▶ _What you have to do_:
Check each line of the listing below for the string "base", and copy the ones that have it.

▶ _Record excerpts_:
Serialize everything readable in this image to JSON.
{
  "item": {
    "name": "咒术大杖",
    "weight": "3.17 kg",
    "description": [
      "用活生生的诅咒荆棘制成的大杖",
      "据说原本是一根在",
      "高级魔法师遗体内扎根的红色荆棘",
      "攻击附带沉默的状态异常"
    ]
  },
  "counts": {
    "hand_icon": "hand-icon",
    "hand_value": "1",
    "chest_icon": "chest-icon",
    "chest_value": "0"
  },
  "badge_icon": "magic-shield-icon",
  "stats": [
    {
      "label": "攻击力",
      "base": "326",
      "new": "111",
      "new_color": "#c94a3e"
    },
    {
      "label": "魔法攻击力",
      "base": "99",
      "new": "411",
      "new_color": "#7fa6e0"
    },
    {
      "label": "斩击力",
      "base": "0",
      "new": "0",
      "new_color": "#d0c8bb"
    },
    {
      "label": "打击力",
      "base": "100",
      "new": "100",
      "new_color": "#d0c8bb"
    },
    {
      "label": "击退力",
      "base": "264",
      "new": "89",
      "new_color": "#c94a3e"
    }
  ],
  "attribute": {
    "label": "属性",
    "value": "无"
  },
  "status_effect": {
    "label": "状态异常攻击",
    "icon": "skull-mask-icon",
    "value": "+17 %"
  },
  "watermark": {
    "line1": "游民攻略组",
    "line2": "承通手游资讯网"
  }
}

▶ _Answer in full_:
      "base": "326",
      "base": "99",
      "base": "0",
      "base": "100",
      "base": "264",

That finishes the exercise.